- SET EXERCISE: Select, from the material below, each line with "name" in it.

- GIVEN DATA:
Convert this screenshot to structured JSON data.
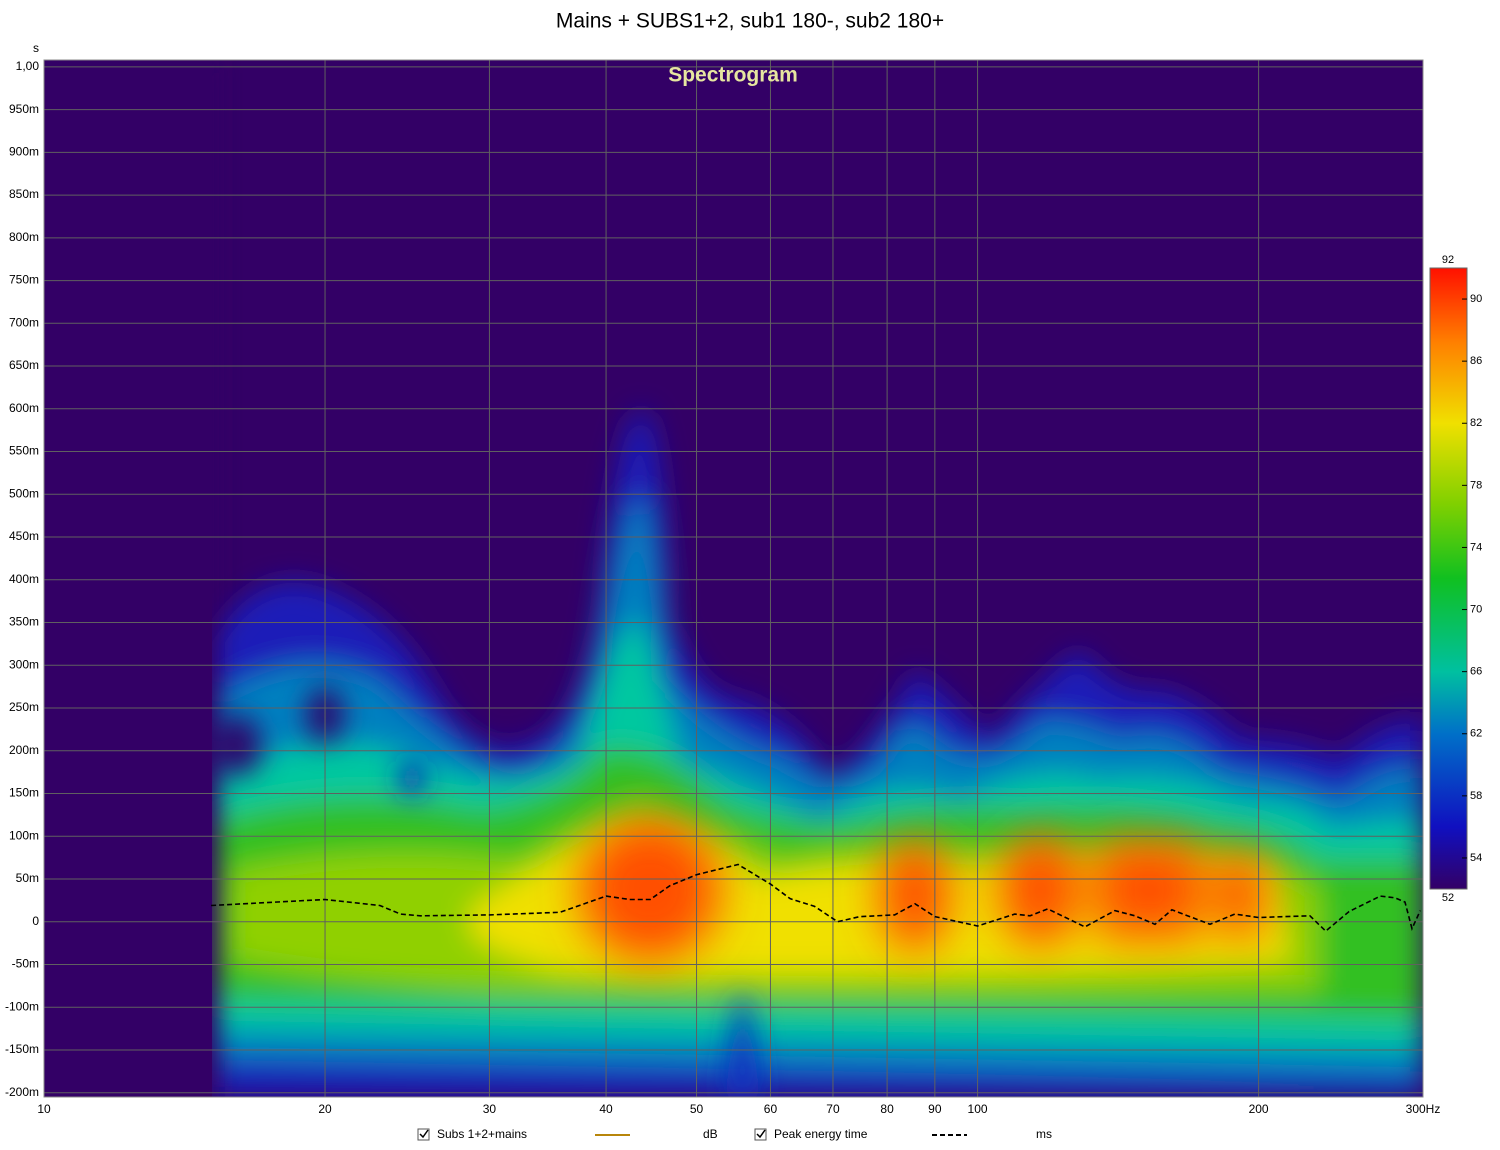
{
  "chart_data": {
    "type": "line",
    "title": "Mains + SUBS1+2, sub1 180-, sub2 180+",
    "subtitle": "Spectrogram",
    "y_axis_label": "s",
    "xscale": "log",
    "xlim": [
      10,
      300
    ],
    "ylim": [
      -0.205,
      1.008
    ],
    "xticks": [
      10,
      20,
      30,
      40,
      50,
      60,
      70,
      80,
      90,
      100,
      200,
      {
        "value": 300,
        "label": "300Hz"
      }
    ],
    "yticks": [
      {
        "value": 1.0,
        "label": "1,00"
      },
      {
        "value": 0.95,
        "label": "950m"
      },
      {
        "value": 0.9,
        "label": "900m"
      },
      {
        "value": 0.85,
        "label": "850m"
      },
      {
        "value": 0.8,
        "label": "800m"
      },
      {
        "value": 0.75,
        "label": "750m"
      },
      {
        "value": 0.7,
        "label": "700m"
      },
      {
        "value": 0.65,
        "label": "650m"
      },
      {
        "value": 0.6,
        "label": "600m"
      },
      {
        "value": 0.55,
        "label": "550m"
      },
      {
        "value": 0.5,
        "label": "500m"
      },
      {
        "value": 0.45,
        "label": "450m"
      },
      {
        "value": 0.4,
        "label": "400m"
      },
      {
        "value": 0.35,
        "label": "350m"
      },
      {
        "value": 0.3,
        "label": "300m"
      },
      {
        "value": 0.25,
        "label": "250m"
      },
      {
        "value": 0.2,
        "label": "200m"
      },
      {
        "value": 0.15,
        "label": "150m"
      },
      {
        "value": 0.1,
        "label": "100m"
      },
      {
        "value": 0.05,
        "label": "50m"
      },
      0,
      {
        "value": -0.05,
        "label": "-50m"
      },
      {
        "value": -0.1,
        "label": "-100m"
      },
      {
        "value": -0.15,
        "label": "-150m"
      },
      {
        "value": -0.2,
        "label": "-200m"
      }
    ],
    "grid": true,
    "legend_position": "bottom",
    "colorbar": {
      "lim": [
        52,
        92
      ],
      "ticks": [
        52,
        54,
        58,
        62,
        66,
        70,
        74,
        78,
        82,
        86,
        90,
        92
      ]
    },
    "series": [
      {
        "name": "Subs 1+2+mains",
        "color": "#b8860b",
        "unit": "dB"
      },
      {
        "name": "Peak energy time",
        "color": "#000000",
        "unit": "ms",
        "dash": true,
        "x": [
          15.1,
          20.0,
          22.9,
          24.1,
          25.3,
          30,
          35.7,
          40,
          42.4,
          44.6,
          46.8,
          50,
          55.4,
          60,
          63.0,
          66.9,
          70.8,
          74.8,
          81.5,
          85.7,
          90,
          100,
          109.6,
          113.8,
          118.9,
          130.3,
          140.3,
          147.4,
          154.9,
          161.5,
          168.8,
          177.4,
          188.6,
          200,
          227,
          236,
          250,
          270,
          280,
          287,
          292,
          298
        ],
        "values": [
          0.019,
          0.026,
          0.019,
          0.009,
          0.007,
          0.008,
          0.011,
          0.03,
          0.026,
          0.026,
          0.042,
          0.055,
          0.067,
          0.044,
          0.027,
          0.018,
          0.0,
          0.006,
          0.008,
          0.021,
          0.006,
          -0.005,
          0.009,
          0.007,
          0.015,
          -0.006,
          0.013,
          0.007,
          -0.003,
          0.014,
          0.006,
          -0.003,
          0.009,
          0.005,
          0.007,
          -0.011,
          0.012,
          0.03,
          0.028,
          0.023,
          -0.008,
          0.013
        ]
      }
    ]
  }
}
---
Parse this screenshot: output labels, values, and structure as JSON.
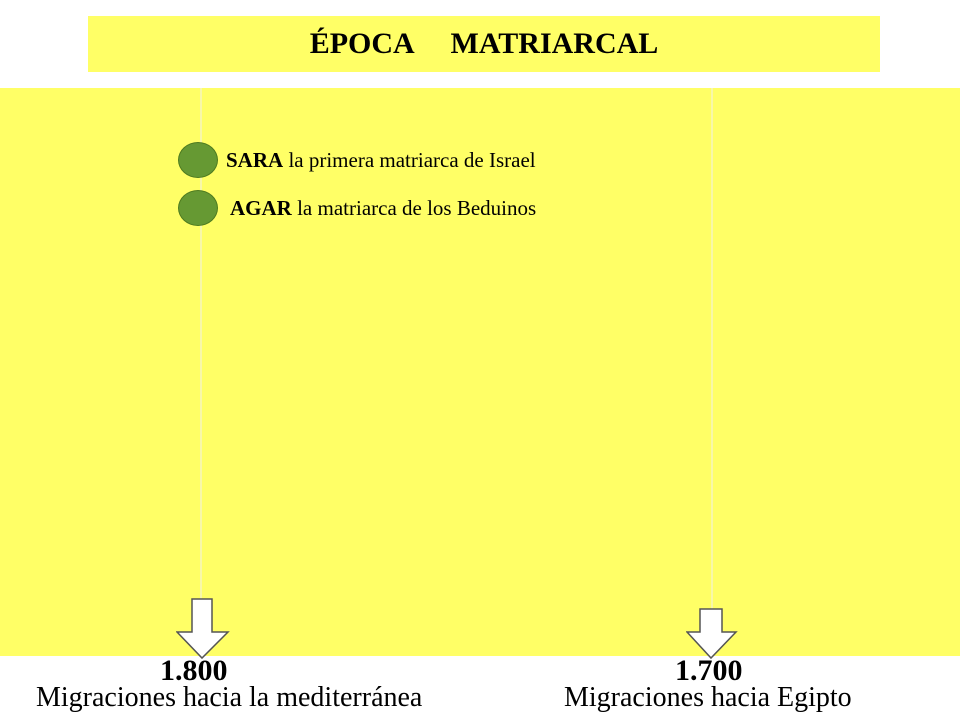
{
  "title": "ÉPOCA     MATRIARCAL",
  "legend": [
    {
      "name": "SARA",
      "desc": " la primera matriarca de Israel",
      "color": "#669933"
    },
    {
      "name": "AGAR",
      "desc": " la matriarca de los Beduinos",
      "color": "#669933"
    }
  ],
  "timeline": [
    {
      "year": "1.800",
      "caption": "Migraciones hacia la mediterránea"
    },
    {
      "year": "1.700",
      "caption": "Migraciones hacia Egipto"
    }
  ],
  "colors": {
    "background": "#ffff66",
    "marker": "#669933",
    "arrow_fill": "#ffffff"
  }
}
...
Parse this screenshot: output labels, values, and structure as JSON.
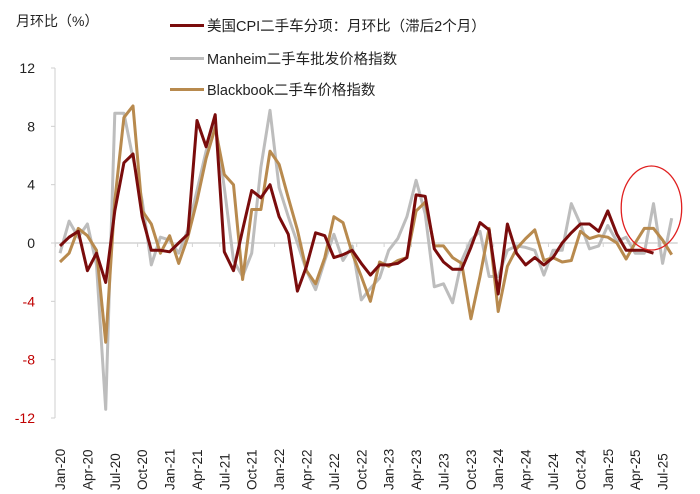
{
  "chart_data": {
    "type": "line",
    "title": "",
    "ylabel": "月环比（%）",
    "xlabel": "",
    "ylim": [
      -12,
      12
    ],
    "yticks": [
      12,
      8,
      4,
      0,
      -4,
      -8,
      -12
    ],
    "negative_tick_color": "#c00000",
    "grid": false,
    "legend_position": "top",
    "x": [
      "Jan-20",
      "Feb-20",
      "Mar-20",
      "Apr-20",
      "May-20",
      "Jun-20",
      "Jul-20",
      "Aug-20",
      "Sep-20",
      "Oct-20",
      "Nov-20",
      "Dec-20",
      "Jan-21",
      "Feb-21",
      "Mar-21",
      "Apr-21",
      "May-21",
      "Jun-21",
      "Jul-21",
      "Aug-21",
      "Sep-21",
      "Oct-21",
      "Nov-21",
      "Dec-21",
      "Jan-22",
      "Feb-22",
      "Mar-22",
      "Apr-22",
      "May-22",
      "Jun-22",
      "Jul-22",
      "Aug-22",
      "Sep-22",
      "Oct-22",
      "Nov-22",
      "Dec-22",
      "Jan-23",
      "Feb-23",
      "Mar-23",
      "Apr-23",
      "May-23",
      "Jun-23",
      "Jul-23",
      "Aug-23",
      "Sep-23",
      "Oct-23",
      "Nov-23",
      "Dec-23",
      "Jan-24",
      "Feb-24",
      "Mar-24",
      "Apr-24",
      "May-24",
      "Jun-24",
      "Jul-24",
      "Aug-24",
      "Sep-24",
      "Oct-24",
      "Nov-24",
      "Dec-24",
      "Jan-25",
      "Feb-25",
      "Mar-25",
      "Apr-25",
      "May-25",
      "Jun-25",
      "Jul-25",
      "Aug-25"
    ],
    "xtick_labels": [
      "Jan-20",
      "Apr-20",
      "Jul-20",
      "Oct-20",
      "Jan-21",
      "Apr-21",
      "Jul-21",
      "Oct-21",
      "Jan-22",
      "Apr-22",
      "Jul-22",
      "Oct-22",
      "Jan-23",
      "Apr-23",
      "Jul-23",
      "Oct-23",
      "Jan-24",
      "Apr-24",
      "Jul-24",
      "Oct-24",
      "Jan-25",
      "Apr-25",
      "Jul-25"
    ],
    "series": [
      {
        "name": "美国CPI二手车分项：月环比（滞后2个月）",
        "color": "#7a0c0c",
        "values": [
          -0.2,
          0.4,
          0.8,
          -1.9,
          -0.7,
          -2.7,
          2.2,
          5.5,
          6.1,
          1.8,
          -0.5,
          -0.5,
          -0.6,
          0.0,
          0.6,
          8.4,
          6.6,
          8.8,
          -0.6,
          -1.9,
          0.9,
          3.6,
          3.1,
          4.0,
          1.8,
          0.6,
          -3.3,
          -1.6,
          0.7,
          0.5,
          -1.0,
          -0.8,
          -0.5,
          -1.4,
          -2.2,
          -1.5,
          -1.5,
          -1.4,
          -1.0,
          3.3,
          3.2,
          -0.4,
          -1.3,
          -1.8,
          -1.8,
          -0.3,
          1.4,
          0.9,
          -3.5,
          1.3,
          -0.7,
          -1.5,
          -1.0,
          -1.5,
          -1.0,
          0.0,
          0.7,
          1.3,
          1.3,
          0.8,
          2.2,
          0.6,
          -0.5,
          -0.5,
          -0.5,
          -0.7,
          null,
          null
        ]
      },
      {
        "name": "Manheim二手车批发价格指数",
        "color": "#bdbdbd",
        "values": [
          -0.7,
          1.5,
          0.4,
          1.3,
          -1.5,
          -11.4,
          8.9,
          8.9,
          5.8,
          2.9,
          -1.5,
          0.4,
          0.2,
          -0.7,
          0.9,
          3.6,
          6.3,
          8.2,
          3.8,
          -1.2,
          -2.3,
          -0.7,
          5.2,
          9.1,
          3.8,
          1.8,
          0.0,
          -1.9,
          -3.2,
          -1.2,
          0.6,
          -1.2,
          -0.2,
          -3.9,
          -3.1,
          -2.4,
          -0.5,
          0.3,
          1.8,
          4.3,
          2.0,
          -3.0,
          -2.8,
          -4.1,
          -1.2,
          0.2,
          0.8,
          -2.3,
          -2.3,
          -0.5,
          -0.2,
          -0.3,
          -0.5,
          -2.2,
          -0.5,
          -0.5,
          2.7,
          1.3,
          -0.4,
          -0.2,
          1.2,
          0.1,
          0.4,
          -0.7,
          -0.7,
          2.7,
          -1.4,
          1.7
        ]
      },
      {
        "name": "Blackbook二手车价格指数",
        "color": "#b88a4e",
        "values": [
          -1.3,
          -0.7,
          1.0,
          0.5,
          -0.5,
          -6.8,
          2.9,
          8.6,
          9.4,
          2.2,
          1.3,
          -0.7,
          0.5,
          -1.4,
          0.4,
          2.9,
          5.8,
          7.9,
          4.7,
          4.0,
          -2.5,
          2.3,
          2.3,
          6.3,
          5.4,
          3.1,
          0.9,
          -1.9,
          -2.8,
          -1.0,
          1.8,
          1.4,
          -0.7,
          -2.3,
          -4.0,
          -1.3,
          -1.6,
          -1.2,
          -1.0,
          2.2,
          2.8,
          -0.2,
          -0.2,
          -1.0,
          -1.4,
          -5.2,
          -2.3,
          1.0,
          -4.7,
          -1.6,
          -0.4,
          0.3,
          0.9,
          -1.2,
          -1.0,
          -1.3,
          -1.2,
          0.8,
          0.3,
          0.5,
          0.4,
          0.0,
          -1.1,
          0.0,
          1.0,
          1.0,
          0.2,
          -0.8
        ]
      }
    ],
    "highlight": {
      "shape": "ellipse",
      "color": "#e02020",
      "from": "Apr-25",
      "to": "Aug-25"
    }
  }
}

- OUTPUT OF THE EXERCISE:
        "name": "Subs 1+2+mains",
        "name": "Peak energy time",
      "name": "SARA",
      "name": "AGAR",
        "name": "美国CPI二手车分项：月环比（滞后2个月）",
        "name": "Manheim二手车批发价格指数",
        "name": "Blackbook二手车价格指数",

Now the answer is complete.